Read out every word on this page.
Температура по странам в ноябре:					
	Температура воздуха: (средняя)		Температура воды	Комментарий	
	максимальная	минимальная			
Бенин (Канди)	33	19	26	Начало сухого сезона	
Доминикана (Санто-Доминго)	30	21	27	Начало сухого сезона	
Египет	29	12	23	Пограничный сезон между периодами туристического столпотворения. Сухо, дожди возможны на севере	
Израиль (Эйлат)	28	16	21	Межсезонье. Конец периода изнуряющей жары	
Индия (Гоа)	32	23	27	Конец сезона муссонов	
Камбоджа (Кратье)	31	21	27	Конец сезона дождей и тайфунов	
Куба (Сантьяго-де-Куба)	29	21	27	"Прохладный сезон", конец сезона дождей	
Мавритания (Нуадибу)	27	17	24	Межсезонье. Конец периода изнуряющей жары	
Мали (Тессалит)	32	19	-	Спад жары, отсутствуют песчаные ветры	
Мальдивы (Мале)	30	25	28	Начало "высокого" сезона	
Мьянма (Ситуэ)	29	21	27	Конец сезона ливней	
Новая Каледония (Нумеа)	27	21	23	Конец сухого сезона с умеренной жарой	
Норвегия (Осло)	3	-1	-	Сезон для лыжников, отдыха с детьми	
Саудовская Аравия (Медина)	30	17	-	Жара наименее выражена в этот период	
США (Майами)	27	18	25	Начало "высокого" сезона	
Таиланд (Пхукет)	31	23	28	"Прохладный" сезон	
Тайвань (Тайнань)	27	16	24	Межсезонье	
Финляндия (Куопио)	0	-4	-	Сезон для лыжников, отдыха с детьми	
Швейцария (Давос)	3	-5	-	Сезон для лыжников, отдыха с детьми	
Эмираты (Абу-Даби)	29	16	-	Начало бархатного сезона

--*--

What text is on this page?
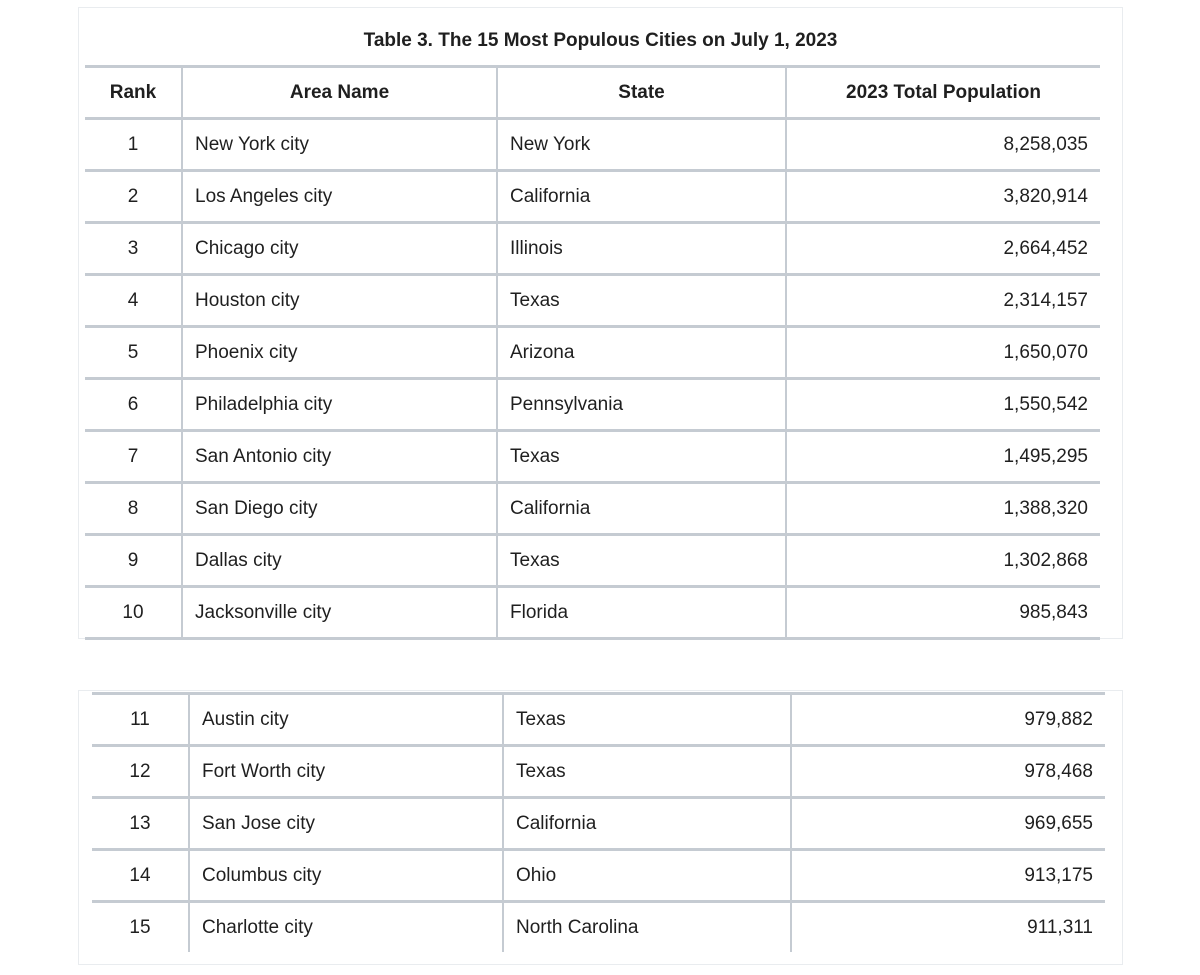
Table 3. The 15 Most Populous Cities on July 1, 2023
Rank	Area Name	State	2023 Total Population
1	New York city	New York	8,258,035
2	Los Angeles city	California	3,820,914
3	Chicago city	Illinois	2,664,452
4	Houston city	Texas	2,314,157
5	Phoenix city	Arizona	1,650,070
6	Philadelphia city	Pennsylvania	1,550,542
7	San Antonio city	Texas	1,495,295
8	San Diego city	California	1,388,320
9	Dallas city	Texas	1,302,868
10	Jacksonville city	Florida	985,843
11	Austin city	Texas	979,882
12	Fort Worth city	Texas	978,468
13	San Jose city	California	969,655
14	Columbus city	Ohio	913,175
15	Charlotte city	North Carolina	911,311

--*--

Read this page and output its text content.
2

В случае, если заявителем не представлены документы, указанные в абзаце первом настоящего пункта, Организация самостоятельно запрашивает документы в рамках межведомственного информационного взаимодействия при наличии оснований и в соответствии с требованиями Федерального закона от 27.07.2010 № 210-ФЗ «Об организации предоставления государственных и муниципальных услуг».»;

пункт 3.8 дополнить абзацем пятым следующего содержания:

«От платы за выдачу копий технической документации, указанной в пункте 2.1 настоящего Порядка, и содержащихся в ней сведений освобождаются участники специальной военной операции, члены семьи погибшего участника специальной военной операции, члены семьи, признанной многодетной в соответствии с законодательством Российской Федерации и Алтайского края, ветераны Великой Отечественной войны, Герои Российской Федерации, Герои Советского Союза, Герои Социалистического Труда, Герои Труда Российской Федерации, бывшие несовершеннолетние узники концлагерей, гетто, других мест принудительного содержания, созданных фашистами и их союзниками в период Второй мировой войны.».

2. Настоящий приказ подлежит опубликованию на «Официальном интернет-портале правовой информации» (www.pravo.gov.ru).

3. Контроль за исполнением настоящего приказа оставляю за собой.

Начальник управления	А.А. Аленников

--*--

PROBLEM STATEMENT: Scan the material for lines with the word "изнуряющей", and copy each line you find.

OUTPUT:
Израиль (Эйлат)	28	16	21	Межсезонье. Конец периода изнуряющей жары	
Мавритания (Нуадибу)	27	17	24	Межсезонье. Конец периода изнуряющей жары	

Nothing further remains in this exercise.